◆ **Aim**: Return the records that follow unaltered. Omit every picture.

[BEGIN Exercise data]

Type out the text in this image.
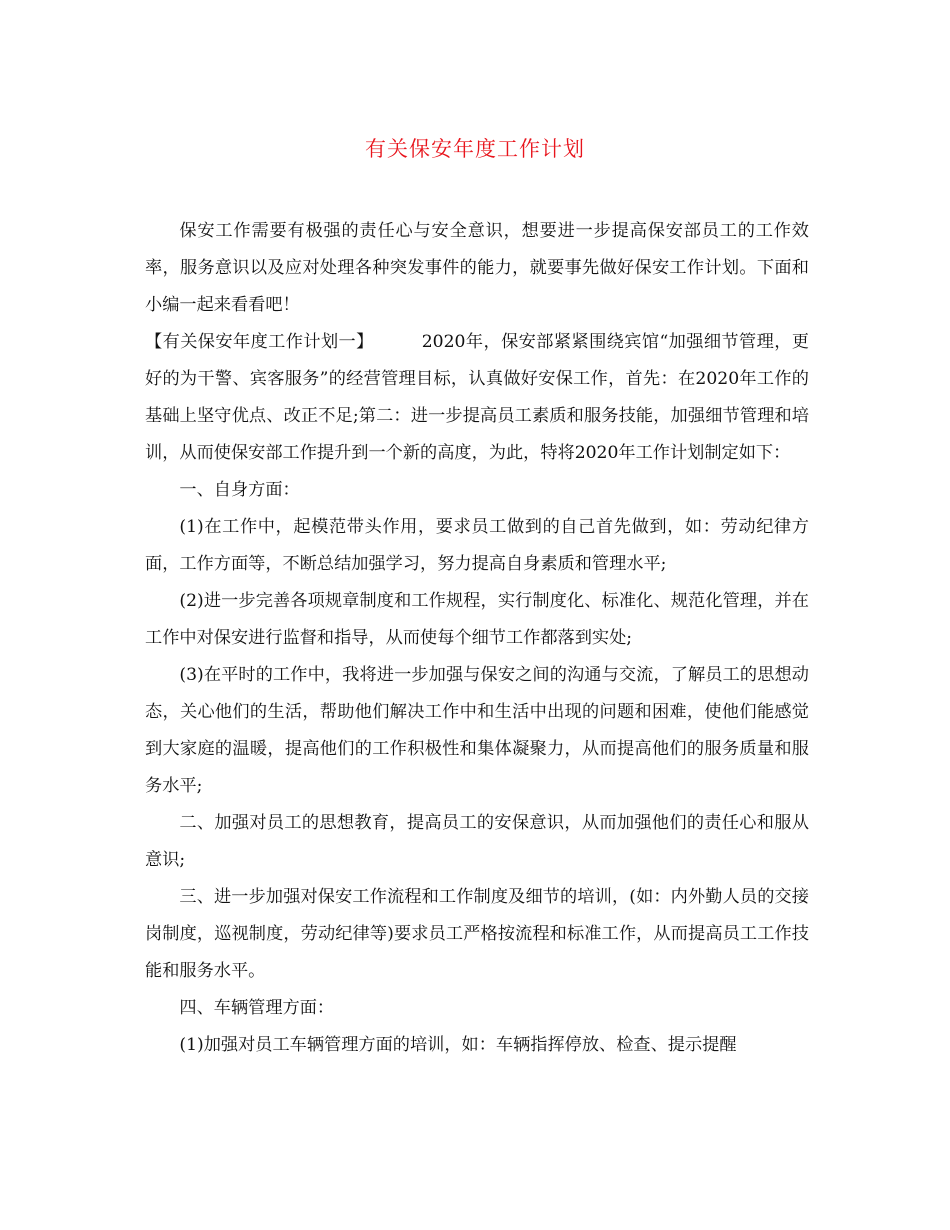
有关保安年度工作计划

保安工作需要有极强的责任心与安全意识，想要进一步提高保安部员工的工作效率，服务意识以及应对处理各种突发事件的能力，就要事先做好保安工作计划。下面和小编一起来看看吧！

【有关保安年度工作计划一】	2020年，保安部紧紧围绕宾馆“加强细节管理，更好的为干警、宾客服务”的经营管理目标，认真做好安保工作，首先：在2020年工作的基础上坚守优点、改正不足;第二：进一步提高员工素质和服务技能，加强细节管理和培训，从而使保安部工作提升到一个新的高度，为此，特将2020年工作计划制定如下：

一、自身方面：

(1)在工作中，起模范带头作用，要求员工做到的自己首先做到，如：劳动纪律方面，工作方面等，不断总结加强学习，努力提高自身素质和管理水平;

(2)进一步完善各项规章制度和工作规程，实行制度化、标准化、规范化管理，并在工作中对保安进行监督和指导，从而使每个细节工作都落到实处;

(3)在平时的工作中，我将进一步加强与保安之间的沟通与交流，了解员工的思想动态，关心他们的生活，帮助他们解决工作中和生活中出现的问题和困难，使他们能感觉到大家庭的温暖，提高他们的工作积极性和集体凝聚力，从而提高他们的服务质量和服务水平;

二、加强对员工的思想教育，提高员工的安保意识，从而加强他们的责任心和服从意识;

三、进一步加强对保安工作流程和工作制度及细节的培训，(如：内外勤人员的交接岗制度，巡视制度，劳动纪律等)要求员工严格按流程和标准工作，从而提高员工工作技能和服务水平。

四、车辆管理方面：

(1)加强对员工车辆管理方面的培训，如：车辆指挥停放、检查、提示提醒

[END Exercise data]

◆ **Solution**:
Type out the text in this image.
有关保安年度工作计划

保安工作需要有极强的责任心与安全意识，想要进一步提高保安部员工的工作效率，服务意识以及应对处理各种突发事件的能力，就要事先做好保安工作计划。下面和小编一起来看看吧！

【有关保安年度工作计划一】	2020年，保安部紧紧围绕宾馆“加强细节管理，更好的为干警、宾客服务”的经营管理目标，认真做好安保工作，首先：在2020年工作的基础上坚守优点、改正不足;第二：进一步提高员工素质和服务技能，加强细节管理和培训，从而使保安部工作提升到一个新的高度，为此，特将2020年工作计划制定如下：

一、自身方面：

(1)在工作中，起模范带头作用，要求员工做到的自己首先做到，如：劳动纪律方面，工作方面等，不断总结加强学习，努力提高自身素质和管理水平;

(2)进一步完善各项规章制度和工作规程，实行制度化、标准化、规范化管理，并在工作中对保安进行监督和指导，从而使每个细节工作都落到实处;

(3)在平时的工作中，我将进一步加强与保安之间的沟通与交流，了解员工的思想动态，关心他们的生活，帮助他们解决工作中和生活中出现的问题和困难，使他们能感觉到大家庭的温暖，提高他们的工作积极性和集体凝聚力，从而提高他们的服务质量和服务水平;

二、加强对员工的思想教育，提高员工的安保意识，从而加强他们的责任心和服从意识;

三、进一步加强对保安工作流程和工作制度及细节的培训，(如：内外勤人员的交接岗制度，巡视制度，劳动纪律等)要求员工严格按流程和标准工作，从而提高员工工作技能和服务水平。

四、车辆管理方面：

(1)加强对员工车辆管理方面的培训，如：车辆指挥停放、检查、提示提醒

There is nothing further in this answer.